§ Task statement
Locate every line in the records below that contains the word "knight" and copy each one. Case counts.

§ Provided material
----------------------------------------
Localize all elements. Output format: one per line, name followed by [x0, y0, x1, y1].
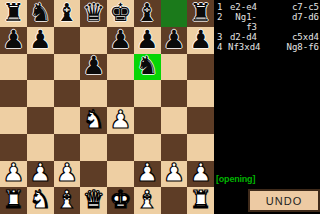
- square-g2[interactable]: ♟: [161, 161, 188, 188]
- square-b8[interactable]: ♞: [27, 0, 54, 27]
- square-h7[interactable]: ♟: [187, 27, 214, 54]
- piece-white-pawn: ♟: [29, 161, 51, 186]
- square-h3[interactable]: [187, 134, 214, 161]
- status-text: [opening]: [216, 174, 255, 185]
- square-g8[interactable]: [161, 0, 188, 27]
- square-a6[interactable]: [0, 54, 27, 81]
- square-a7[interactable]: ♟: [0, 27, 27, 54]
- black-move: c7-c5: [257, 2, 319, 12]
- square-d3[interactable]: [80, 134, 107, 161]
- piece-black-pawn: ♟: [109, 27, 131, 52]
- square-c2[interactable]: ♟: [54, 161, 81, 188]
- square-e8[interactable]: ♚: [107, 0, 134, 27]
- square-h4[interactable]: [187, 107, 214, 134]
- square-d5[interactable]: [80, 80, 107, 107]
- square-g4[interactable]: [161, 107, 188, 134]
- white-move: e2-e4: [228, 2, 257, 12]
- piece-white-pawn: ♟: [163, 161, 185, 186]
- square-f5[interactable]: [134, 80, 161, 107]
- piece-black-pawn: ♟: [2, 27, 24, 52]
- move-number: 3: [214, 32, 228, 42]
- piece-black-rook: ♜: [2, 0, 24, 25]
- square-a2[interactable]: ♟: [0, 161, 27, 188]
- square-e2[interactable]: [107, 161, 134, 188]
- square-g6[interactable]: [161, 54, 188, 81]
- piece-black-king: ♚: [109, 0, 131, 25]
- square-b2[interactable]: ♟: [27, 161, 54, 188]
- white-move: d2-d4: [228, 32, 257, 42]
- square-b7[interactable]: ♟: [27, 27, 54, 54]
- piece-black-pawn: ♟: [82, 54, 104, 79]
- square-a3[interactable]: [0, 134, 27, 161]
- square-h2[interactable]: ♟: [187, 161, 214, 188]
- square-d6[interactable]: ♟: [80, 54, 107, 81]
- square-g1[interactable]: [161, 187, 188, 214]
- square-b6[interactable]: [27, 54, 54, 81]
- chess-board: ♜♞♝♛♚♝♜♟♟♟♟♟♟♟♞♞♟♟♟♟♟♟♟♜♞♝♛♚♝♜: [0, 0, 214, 214]
- square-e3[interactable]: [107, 134, 134, 161]
- undo-button[interactable]: UNDO: [248, 189, 320, 212]
- piece-white-knight: ♞: [82, 107, 104, 132]
- square-f6[interactable]: ♞: [134, 54, 161, 81]
- square-a8[interactable]: ♜: [0, 0, 27, 27]
- piece-black-bishop: ♝: [56, 0, 78, 25]
- piece-black-knight: ♞: [136, 54, 158, 79]
- square-c1[interactable]: ♝: [54, 187, 81, 214]
- square-c5[interactable]: [54, 80, 81, 107]
- piece-white-bishop: ♝: [136, 187, 158, 212]
- black-move: d7-d6: [257, 12, 319, 32]
- square-f7[interactable]: ♟: [134, 27, 161, 54]
- square-a4[interactable]: [0, 107, 27, 134]
- square-d4[interactable]: ♞: [80, 107, 107, 134]
- piece-black-knight: ♞: [29, 0, 51, 25]
- piece-white-king: ♚: [109, 187, 131, 212]
- square-c6[interactable]: [54, 54, 81, 81]
- piece-white-pawn: ♟: [2, 161, 24, 186]
- move-list: 1e2-e4c7-c52Ng1-f3d7-d63d2-d4c5xd44Nf3xd…: [214, 2, 319, 52]
- piece-black-pawn: ♟: [163, 27, 185, 52]
- piece-white-rook: ♜: [189, 187, 211, 212]
- piece-white-pawn: ♟: [56, 161, 78, 186]
- white-move: Ng1-f3: [228, 12, 257, 32]
- square-f3[interactable]: [134, 134, 161, 161]
- white-move: Nf3xd4: [228, 42, 257, 52]
- square-e4[interactable]: ♟: [107, 107, 134, 134]
- square-f8[interactable]: ♝: [134, 0, 161, 27]
- move-number: 2: [214, 12, 228, 32]
- side-panel: 1e2-e4c7-c52Ng1-f3d7-d63d2-d4c5xd44Nf3xd…: [214, 0, 320, 214]
- square-g3[interactable]: [161, 134, 188, 161]
- square-a5[interactable]: [0, 80, 27, 107]
- piece-white-knight: ♞: [29, 187, 51, 212]
- square-f4[interactable]: [134, 107, 161, 134]
- piece-white-queen: ♛: [82, 187, 104, 212]
- square-g7[interactable]: ♟: [161, 27, 188, 54]
- square-a1[interactable]: ♜: [0, 187, 27, 214]
- move-number: 4: [214, 42, 228, 52]
- square-b1[interactable]: ♞: [27, 187, 54, 214]
- square-d7[interactable]: [80, 27, 107, 54]
- square-d2[interactable]: [80, 161, 107, 188]
- square-c7[interactable]: [54, 27, 81, 54]
- black-move: Ng8-f6: [257, 42, 319, 52]
- piece-black-rook: ♜: [189, 0, 211, 25]
- piece-black-pawn: ♟: [189, 27, 211, 52]
- square-e7[interactable]: ♟: [107, 27, 134, 54]
- piece-white-pawn: ♟: [109, 107, 131, 132]
- square-h1[interactable]: ♜: [187, 187, 214, 214]
- piece-white-pawn: ♟: [189, 161, 211, 186]
- black-move: c5xd4: [257, 32, 319, 42]
- square-h8[interactable]: ♜: [187, 0, 214, 27]
- square-g5[interactable]: [161, 80, 188, 107]
- move-number: 1: [214, 2, 228, 12]
- square-b3[interactable]: [27, 134, 54, 161]
- square-f1[interactable]: ♝: [134, 187, 161, 214]
- app-screen: ♜♞♝♛♚♝♜♟♟♟♟♟♟♟♞♞♟♟♟♟♟♟♟♜♞♝♛♚♝♜ 1e2-e4c7-…: [0, 0, 320, 214]
- square-h6[interactable]: [187, 54, 214, 81]
- square-c3[interactable]: [54, 134, 81, 161]
- square-b4[interactable]: [27, 107, 54, 134]
- square-e1[interactable]: ♚: [107, 187, 134, 214]
- square-c4[interactable]: [54, 107, 81, 134]
- piece-white-rook: ♜: [2, 187, 24, 212]
- square-d1[interactable]: ♛: [80, 187, 107, 214]
- piece-white-bishop: ♝: [56, 187, 78, 212]
- square-f2[interactable]: ♟: [134, 161, 161, 188]
- piece-black-bishop: ♝: [136, 0, 158, 25]
- piece-black-pawn: ♟: [29, 27, 51, 52]
- square-e6[interactable]: [107, 54, 134, 81]
- piece-black-queen: ♛: [82, 0, 104, 25]
- square-d8[interactable]: ♛: [80, 0, 107, 27]
- square-b5[interactable]: [27, 80, 54, 107]
- square-e5[interactable]: [107, 80, 134, 107]
- square-h5[interactable]: [187, 80, 214, 107]
- piece-white-pawn: ♟: [136, 161, 158, 186]
- square-c8[interactable]: ♝: [54, 0, 81, 27]
- piece-black-pawn: ♟: [136, 27, 158, 52]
----------------------------------------
§ Result of the exercise
- piece-white-knight: ♞: [82, 107, 104, 132]
- piece-black-knight: ♞: [136, 54, 158, 79]
- piece-black-knight: ♞: [29, 0, 51, 25]
- piece-white-knight: ♞: [29, 187, 51, 212]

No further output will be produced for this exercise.